Stored data:
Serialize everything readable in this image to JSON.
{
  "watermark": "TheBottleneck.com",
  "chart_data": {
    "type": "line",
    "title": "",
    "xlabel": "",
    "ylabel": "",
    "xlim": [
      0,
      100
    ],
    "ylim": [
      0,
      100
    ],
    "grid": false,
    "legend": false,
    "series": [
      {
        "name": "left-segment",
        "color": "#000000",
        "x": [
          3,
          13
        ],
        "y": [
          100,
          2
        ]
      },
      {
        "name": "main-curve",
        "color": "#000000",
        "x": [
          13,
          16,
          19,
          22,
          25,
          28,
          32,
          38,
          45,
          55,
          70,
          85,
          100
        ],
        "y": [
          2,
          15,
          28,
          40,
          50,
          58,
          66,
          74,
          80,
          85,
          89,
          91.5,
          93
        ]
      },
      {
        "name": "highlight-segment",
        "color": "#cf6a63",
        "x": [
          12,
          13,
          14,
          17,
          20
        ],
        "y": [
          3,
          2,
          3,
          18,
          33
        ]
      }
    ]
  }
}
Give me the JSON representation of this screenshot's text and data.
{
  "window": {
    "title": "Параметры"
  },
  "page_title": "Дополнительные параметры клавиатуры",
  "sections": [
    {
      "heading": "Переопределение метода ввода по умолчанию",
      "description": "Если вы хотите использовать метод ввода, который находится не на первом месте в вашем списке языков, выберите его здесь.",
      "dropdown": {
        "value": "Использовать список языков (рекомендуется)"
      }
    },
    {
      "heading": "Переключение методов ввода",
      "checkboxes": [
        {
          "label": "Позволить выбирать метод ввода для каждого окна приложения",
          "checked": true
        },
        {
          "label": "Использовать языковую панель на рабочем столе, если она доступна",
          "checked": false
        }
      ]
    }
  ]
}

■ **What you will do**
Pull out each line of the listing that holds the string "this".

■ **Problem solution**
Serialize everything readable in this image to JSON.
Give me the JSON representation of this screenshot's text and data.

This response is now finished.